## REQUIREMENT
All of the data must be printed exactly; please include every line.
---------------
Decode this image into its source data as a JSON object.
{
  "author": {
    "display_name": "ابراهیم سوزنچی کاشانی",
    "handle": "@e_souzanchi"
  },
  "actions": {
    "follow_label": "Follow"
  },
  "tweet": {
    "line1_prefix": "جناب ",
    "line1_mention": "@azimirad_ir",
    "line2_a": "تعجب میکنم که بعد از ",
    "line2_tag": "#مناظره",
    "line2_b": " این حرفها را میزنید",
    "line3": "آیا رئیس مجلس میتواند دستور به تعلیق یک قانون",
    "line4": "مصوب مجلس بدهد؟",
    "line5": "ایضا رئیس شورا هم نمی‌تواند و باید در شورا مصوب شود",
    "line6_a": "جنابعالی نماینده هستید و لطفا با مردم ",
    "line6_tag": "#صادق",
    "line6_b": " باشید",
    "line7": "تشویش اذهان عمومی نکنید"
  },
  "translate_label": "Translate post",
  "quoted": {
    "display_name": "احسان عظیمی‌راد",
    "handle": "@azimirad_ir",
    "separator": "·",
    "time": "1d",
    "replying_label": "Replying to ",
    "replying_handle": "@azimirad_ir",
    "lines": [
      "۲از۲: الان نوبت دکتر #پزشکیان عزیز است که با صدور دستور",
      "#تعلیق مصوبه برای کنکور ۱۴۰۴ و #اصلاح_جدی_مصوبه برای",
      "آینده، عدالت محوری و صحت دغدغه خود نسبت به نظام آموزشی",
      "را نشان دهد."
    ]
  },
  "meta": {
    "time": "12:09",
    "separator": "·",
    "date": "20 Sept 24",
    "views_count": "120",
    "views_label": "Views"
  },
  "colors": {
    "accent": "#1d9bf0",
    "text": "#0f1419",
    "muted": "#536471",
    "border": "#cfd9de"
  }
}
---------------
## ANSWER FOR THE TASK
Decode this image into its source data as a JSON object.
{
  "author": {
    "display_name": "ابراهیم سوزنچی کاشانی",
    "handle": "@e_souzanchi"
  },
  "actions": {
    "follow_label": "Follow"
  },
  "tweet": {
    "line1_prefix": "جناب ",
    "line1_mention": "@azimirad_ir",
    "line2_a": "تعجب میکنم که بعد از ",
    "line2_tag": "#مناظره",
    "line2_b": " این حرفها را میزنید",
    "line3": "آیا رئیس مجلس میتواند دستور به تعلیق یک قانون",
    "line4": "مصوب مجلس بدهد؟",
    "line5": "ایضا رئیس شورا هم نمی‌تواند و باید در شورا مصوب شود",
    "line6_a": "جنابعالی نماینده هستید و لطفا با مردم ",
    "line6_tag": "#صادق",
    "line6_b": " باشید",
    "line7": "تشویش اذهان عمومی نکنید"
  },
  "translate_label": "Translate post",
  "quoted": {
    "display_name": "احسان عظیمی‌راد",
    "handle": "@azimirad_ir",
    "separator": "·",
    "time": "1d",
    "replying_label": "Replying to ",
    "replying_handle": "@azimirad_ir",
    "lines": [
      "۲از۲: الان نوبت دکتر #پزشکیان عزیز است که با صدور دستور",
      "#تعلیق مصوبه برای کنکور ۱۴۰۴ و #اصلاح_جدی_مصوبه برای",
      "آینده، عدالت محوری و صحت دغدغه خود نسبت به نظام آموزشی",
      "را نشان دهد."
    ]
  },
  "meta": {
    "time": "12:09",
    "separator": "·",
    "date": "20 Sept 24",
    "views_count": "120",
    "views_label": "Views"
  },
  "colors": {
    "accent": "#1d9bf0",
    "text": "#0f1419",
    "muted": "#536471",
    "border": "#cfd9de"
  }
}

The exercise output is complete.